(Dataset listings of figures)
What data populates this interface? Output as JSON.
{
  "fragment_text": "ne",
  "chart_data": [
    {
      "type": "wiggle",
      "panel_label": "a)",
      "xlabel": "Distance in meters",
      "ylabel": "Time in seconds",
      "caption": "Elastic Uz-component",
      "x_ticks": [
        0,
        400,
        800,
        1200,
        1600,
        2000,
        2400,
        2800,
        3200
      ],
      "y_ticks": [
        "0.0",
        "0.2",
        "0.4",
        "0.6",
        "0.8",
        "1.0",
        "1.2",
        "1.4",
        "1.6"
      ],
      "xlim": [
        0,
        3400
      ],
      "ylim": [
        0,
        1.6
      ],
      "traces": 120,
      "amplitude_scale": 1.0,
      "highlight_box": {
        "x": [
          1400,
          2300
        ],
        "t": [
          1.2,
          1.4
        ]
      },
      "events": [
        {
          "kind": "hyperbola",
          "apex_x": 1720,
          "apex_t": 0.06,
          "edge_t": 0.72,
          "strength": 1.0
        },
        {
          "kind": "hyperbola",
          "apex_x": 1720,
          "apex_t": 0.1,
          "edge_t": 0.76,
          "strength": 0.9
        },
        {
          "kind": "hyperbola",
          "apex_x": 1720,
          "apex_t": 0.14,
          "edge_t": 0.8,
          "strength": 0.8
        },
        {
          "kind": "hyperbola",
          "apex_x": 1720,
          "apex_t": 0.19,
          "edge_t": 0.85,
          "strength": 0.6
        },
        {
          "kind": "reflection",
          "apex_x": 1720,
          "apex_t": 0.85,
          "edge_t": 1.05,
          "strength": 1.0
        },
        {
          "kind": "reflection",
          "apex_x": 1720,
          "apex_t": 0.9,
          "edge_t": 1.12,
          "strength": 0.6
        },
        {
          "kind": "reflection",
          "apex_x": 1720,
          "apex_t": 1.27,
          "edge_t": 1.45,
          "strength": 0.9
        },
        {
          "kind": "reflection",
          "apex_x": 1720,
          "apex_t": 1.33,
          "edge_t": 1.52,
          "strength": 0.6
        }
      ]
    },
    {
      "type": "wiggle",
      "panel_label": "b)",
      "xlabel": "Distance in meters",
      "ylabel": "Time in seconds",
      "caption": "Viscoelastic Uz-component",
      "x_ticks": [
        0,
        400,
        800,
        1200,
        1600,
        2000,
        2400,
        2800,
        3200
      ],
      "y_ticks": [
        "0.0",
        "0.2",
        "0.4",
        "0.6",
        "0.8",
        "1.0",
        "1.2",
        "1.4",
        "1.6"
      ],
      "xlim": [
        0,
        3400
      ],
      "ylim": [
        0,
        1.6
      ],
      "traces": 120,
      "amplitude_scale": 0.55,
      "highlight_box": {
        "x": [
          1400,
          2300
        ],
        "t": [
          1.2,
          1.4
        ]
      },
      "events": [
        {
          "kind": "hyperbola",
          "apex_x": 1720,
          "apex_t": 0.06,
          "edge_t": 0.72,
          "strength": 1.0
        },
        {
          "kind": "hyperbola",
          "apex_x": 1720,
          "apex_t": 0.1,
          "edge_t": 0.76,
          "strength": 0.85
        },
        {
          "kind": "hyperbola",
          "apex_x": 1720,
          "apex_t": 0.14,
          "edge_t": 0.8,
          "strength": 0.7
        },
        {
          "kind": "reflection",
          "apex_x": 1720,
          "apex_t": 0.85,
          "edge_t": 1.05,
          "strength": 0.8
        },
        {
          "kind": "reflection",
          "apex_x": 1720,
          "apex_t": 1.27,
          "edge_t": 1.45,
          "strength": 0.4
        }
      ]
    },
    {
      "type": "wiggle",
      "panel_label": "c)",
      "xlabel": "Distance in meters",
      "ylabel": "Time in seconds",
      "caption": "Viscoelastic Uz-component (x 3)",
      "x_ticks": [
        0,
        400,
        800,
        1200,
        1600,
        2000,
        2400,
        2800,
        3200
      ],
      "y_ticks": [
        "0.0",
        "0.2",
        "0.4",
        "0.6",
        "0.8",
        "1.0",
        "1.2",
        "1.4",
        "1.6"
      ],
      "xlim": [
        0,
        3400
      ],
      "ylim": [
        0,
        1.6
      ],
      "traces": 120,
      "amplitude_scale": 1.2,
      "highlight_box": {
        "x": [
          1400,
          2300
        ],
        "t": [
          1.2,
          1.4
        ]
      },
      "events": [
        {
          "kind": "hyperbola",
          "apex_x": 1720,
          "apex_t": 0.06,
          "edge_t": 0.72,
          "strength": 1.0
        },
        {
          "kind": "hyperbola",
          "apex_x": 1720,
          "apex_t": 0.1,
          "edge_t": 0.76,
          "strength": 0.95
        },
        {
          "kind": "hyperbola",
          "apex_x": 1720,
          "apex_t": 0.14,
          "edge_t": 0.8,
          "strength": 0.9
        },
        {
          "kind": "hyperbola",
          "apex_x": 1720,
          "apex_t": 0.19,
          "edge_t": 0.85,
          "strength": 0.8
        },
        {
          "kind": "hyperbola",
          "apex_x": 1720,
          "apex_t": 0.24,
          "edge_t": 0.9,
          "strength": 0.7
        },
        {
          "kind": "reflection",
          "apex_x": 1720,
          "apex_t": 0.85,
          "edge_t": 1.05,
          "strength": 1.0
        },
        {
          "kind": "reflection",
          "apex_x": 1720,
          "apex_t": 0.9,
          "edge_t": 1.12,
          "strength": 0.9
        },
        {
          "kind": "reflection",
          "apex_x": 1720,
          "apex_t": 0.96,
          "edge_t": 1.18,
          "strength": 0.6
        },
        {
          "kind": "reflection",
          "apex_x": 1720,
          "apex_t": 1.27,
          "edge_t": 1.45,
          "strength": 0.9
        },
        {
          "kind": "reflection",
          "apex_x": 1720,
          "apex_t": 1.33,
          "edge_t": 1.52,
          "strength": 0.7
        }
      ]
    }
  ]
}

■ Task description ■
Which lines in the listing above hold the word "component"? Show each of them.

■ Worked answer ■
      "caption": "Elastic Uz-component",
      "caption": "Viscoelastic Uz-component",
      "caption": "Viscoelastic Uz-component (x 3)",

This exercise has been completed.